WHAT IS EXPECTED ->
Copy every line of these items exactly as it stands, omitting the pictures from your answer.

RECORDS PROVIDED ->
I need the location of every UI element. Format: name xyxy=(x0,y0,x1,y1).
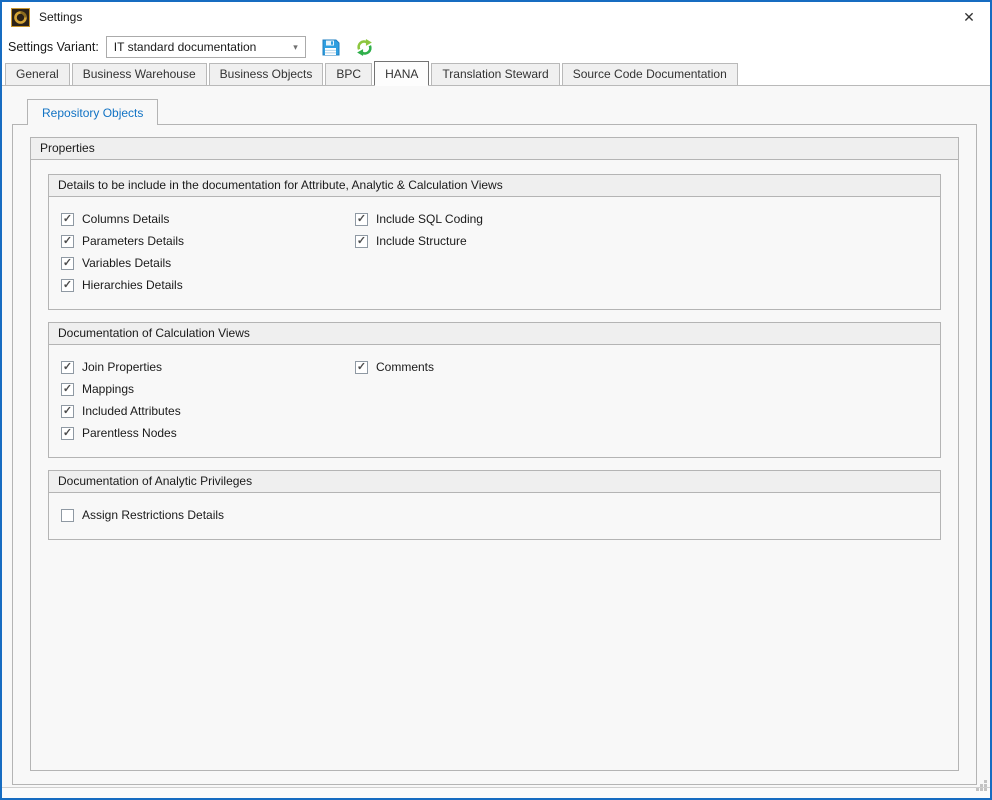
checkbox-column: ✓ Join Properties ✓ Mappings ✓ Included Attri… xyxy=(61,356,355,444)
toolbar: Settings Variant: IT standard documentat… xyxy=(2,32,990,62)
titlebar: Settings ✕ xyxy=(2,2,990,32)
checkbox-checked-variables-details[interactable]: ✓ xyxy=(61,257,74,270)
checkbox-checked-mappings[interactable]: ✓ xyxy=(61,383,74,396)
checkbox-checked-parameters-details[interactable]: ✓ xyxy=(61,235,74,248)
tab-general[interactable]: General xyxy=(5,63,70,85)
checkbox-checked-include-sql-coding[interactable]: ✓ xyxy=(355,213,368,226)
checkbox-row-assign-restrictions-details: Assign Restrictions Details xyxy=(61,504,355,526)
checkbox-label: Include Structure xyxy=(376,234,467,248)
checkbox-row-hierarchies-details: ✓ Hierarchies Details xyxy=(61,274,355,296)
checkbox-checked-included-attributes[interactable]: ✓ xyxy=(61,405,74,418)
main-tabstrip: GeneralBusiness WarehouseBusiness Object… xyxy=(2,62,990,86)
checkbox-row-columns-details: ✓ Columns Details xyxy=(61,208,355,230)
checkbox-label: Included Attributes xyxy=(82,404,181,418)
sub-tabstrip: Repository Objects xyxy=(12,99,977,124)
tab-bpc[interactable]: BPC xyxy=(325,63,372,85)
settings-window: Settings ✕ Settings Variant: IT standard… xyxy=(0,0,992,800)
group-details-to-be-include-in-the-documentati: Details to be include in the documentati… xyxy=(48,174,941,310)
group-header: Documentation of Calculation Views xyxy=(49,323,940,345)
resize-grip-icon[interactable] xyxy=(975,779,988,797)
statusbar xyxy=(2,787,990,798)
hana-tab-panel: Repository Objects Properties Details to… xyxy=(2,86,990,787)
tab-source-code-documentation[interactable]: Source Code Documentation xyxy=(562,63,738,85)
checkbox-row-include-structure: ✓ Include Structure xyxy=(355,230,928,252)
properties-body: Details to be include in the documentati… xyxy=(31,160,958,770)
close-button[interactable]: ✕ xyxy=(948,2,990,32)
checkbox-checked-join-properties[interactable]: ✓ xyxy=(61,361,74,374)
repository-objects-panel: Properties Details to be include in the … xyxy=(12,124,977,785)
checkbox-row-parentless-nodes: ✓ Parentless Nodes xyxy=(61,422,355,444)
tab-business-warehouse[interactable]: Business Warehouse xyxy=(72,63,207,85)
checkbox-row-variables-details: ✓ Variables Details xyxy=(61,252,355,274)
tab-translation-steward[interactable]: Translation Steward xyxy=(431,63,559,85)
refresh-icon[interactable] xyxy=(355,38,374,57)
app-logo-icon xyxy=(11,8,30,27)
checkbox-column: Assign Restrictions Details xyxy=(61,504,355,526)
checkbox-row-mappings: ✓ Mappings xyxy=(61,378,355,400)
checkbox-checked-parentless-nodes[interactable]: ✓ xyxy=(61,427,74,440)
tab-hana[interactable]: HANA xyxy=(374,61,429,86)
checkbox-label: Comments xyxy=(376,360,434,374)
checkbox-label: Assign Restrictions Details xyxy=(82,508,224,522)
chevron-down-icon: ▾ xyxy=(293,43,298,52)
checkbox-checked-include-structure[interactable]: ✓ xyxy=(355,235,368,248)
checkbox-label: Variables Details xyxy=(82,256,171,270)
settings-variant-label: Settings Variant: xyxy=(8,40,99,54)
checkbox-row-join-properties: ✓ Join Properties xyxy=(61,356,355,378)
properties-groupbox: Properties Details to be include in the … xyxy=(30,137,959,771)
group-documentation-of-calculation-views: Documentation of Calculation Views ✓ Join … xyxy=(48,322,941,458)
checkbox-row-include-sql-coding: ✓ Include SQL Coding xyxy=(355,208,928,230)
checkbox-row-included-attributes: ✓ Included Attributes xyxy=(61,400,355,422)
window-title: Settings xyxy=(39,10,82,24)
checkbox-column xyxy=(355,504,928,526)
checkbox-column: ✓ Comments xyxy=(355,356,928,444)
checkbox-label: Parentless Nodes xyxy=(82,426,177,440)
checkbox-checked-hierarchies-details[interactable]: ✓ xyxy=(61,279,74,292)
checkbox-column: ✓ Include SQL Coding ✓ Include Structure xyxy=(355,208,928,296)
checkbox-column: ✓ Columns Details ✓ Parameters Details ✓ Vari… xyxy=(61,208,355,296)
group-body: Assign Restrictions Details xyxy=(49,493,940,539)
group-body: ✓ Columns Details ✓ Parameters Details ✓ Vari… xyxy=(49,197,940,309)
settings-variant-value: IT standard documentation xyxy=(114,40,257,54)
group-header: Details to be include in the documentati… xyxy=(49,175,940,197)
tab-repository-objects[interactable]: Repository Objects xyxy=(27,99,158,125)
settings-variant-combobox[interactable]: IT standard documentation ▾ xyxy=(106,36,306,58)
checkbox-checked-comments[interactable]: ✓ xyxy=(355,361,368,374)
properties-header: Properties xyxy=(31,138,958,160)
checkbox-row-comments: ✓ Comments xyxy=(355,356,928,378)
checkbox-label: Include SQL Coding xyxy=(376,212,483,226)
checkbox-checked-columns-details[interactable]: ✓ xyxy=(61,213,74,226)
group-header: Documentation of Analytic Privileges xyxy=(49,471,940,493)
group-documentation-of-analytic-privileges: Documentation of Analytic Privileges Assi… xyxy=(48,470,941,540)
checkbox-unchecked-assign-restrictions-details[interactable] xyxy=(61,509,74,522)
group-body: ✓ Join Properties ✓ Mappings ✓ Included Attri… xyxy=(49,345,940,457)
checkbox-label: Columns Details xyxy=(82,212,169,226)
checkbox-label: Hierarchies Details xyxy=(82,278,183,292)
checkbox-label: Mappings xyxy=(82,382,134,396)
checkbox-row-parameters-details: ✓ Parameters Details xyxy=(61,230,355,252)
tab-business-objects[interactable]: Business Objects xyxy=(209,63,324,85)
checkbox-label: Join Properties xyxy=(82,360,162,374)
checkbox-label: Parameters Details xyxy=(82,234,184,248)
save-button[interactable] xyxy=(321,38,340,57)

THE COMPLETED TASK ->
I need the location of every UI element. Format: name xyxy=(x0,y0,x1,y1).
checkbox-column: ✓ Join Properties ✓ Mappings ✓ Included Attri… xyxy=(61,356,355,444)
toolbar: Settings Variant: IT standard documentat… xyxy=(2,32,990,62)
titlebar: Settings ✕ xyxy=(2,2,990,32)
checkbox-checked-variables-details[interactable]: ✓ xyxy=(61,257,74,270)
checkbox-checked-mappings[interactable]: ✓ xyxy=(61,383,74,396)
checkbox-checked-parameters-details[interactable]: ✓ xyxy=(61,235,74,248)
tab-general[interactable]: General xyxy=(5,63,70,85)
checkbox-checked-include-sql-coding[interactable]: ✓ xyxy=(355,213,368,226)
checkbox-row-assign-restrictions-details: Assign Restrictions Details xyxy=(61,504,355,526)
checkbox-label: Include Structure xyxy=(376,234,467,248)
checkbox-row-hierarchies-details: ✓ Hierarchies Details xyxy=(61,274,355,296)
checkbox-checked-included-attributes[interactable]: ✓ xyxy=(61,405,74,418)
main-tabstrip: GeneralBusiness WarehouseBusiness Object… xyxy=(2,62,990,86)
checkbox-row-columns-details: ✓ Columns Details xyxy=(61,208,355,230)
checkbox-label: Included Attributes xyxy=(82,404,181,418)
sub-tabstrip: Repository Objects xyxy=(12,99,977,124)
tab-bpc[interactable]: BPC xyxy=(325,63,372,85)
settings-window: Settings ✕ Settings Variant: IT standard… xyxy=(0,0,992,800)
group-details-to-be-include-in-the-documentati: Details to be include in the documentati… xyxy=(48,174,941,310)
group-header: Documentation of Calculation Views xyxy=(49,323,940,345)
resize-grip-icon[interactable] xyxy=(975,779,988,797)
statusbar xyxy=(2,787,990,798)
hana-tab-panel: Repository Objects Properties Details to… xyxy=(2,86,990,787)
tab-source-code-documentation[interactable]: Source Code Documentation xyxy=(562,63,738,85)
checkbox-row-include-structure: ✓ Include Structure xyxy=(355,230,928,252)
properties-body: Details to be include in the documentati… xyxy=(31,160,958,770)
close-button[interactable]: ✕ xyxy=(948,2,990,32)
checkbox-checked-join-properties[interactable]: ✓ xyxy=(61,361,74,374)
repository-objects-panel: Properties Details to be include in the … xyxy=(12,124,977,785)
checkbox-row-parentless-nodes: ✓ Parentless Nodes xyxy=(61,422,355,444)
tab-business-warehouse[interactable]: Business Warehouse xyxy=(72,63,207,85)
checkbox-row-variables-details: ✓ Variables Details xyxy=(61,252,355,274)
tab-translation-steward[interactable]: Translation Steward xyxy=(431,63,559,85)
refresh-icon[interactable] xyxy=(355,38,374,57)
app-logo-icon xyxy=(11,8,30,27)
checkbox-column: Assign Restrictions Details xyxy=(61,504,355,526)
checkbox-row-mappings: ✓ Mappings xyxy=(61,378,355,400)
checkbox-checked-parentless-nodes[interactable]: ✓ xyxy=(61,427,74,440)
tab-hana[interactable]: HANA xyxy=(374,61,429,86)
checkbox-label: Comments xyxy=(376,360,434,374)
checkbox-label: Assign Restrictions Details xyxy=(82,508,224,522)
chevron-down-icon: ▾ xyxy=(293,43,298,52)
checkbox-checked-include-structure[interactable]: ✓ xyxy=(355,235,368,248)
checkbox-label: Variables Details xyxy=(82,256,171,270)
settings-variant-label: Settings Variant: xyxy=(8,40,99,54)
checkbox-row-join-properties: ✓ Join Properties xyxy=(61,356,355,378)
properties-groupbox: Properties Details to be include in the … xyxy=(30,137,959,771)
group-documentation-of-calculation-views: Documentation of Calculation Views ✓ Join … xyxy=(48,322,941,458)
checkbox-row-include-sql-coding: ✓ Include SQL Coding xyxy=(355,208,928,230)
checkbox-row-included-attributes: ✓ Included Attributes xyxy=(61,400,355,422)
window-title: Settings xyxy=(39,10,82,24)
checkbox-column xyxy=(355,504,928,526)
checkbox-column: ✓ Comments xyxy=(355,356,928,444)
checkbox-label: Parentless Nodes xyxy=(82,426,177,440)
checkbox-checked-hierarchies-details[interactable]: ✓ xyxy=(61,279,74,292)
checkbox-column: ✓ Include SQL Coding ✓ Include Structure xyxy=(355,208,928,296)
checkbox-column: ✓ Columns Details ✓ Parameters Details ✓ Vari… xyxy=(61,208,355,296)
group-body: Assign Restrictions Details xyxy=(49,493,940,539)
group-body: ✓ Columns Details ✓ Parameters Details ✓ Vari… xyxy=(49,197,940,309)
settings-variant-value: IT standard documentation xyxy=(114,40,257,54)
group-header: Details to be include in the documentati… xyxy=(49,175,940,197)
tab-repository-objects[interactable]: Repository Objects xyxy=(27,99,158,125)
settings-variant-combobox[interactable]: IT standard documentation ▾ xyxy=(106,36,306,58)
checkbox-checked-comments[interactable]: ✓ xyxy=(355,361,368,374)
properties-header: Properties xyxy=(31,138,958,160)
checkbox-row-comments: ✓ Comments xyxy=(355,356,928,378)
checkbox-label: Include SQL Coding xyxy=(376,212,483,226)
checkbox-checked-columns-details[interactable]: ✓ xyxy=(61,213,74,226)
group-header: Documentation of Analytic Privileges xyxy=(49,471,940,493)
group-documentation-of-analytic-privileges: Documentation of Analytic Privileges Assi… xyxy=(48,470,941,540)
checkbox-unchecked-assign-restrictions-details[interactable] xyxy=(61,509,74,522)
group-body: ✓ Join Properties ✓ Mappings ✓ Included Attri… xyxy=(49,345,940,457)
checkbox-label: Columns Details xyxy=(82,212,169,226)
checkbox-label: Hierarchies Details xyxy=(82,278,183,292)
checkbox-label: Mappings xyxy=(82,382,134,396)
checkbox-row-parameters-details: ✓ Parameters Details xyxy=(61,230,355,252)
tab-business-objects[interactable]: Business Objects xyxy=(209,63,324,85)
checkbox-label: Join Properties xyxy=(82,360,162,374)
checkbox-label: Parameters Details xyxy=(82,234,184,248)
save-button[interactable] xyxy=(321,38,340,57)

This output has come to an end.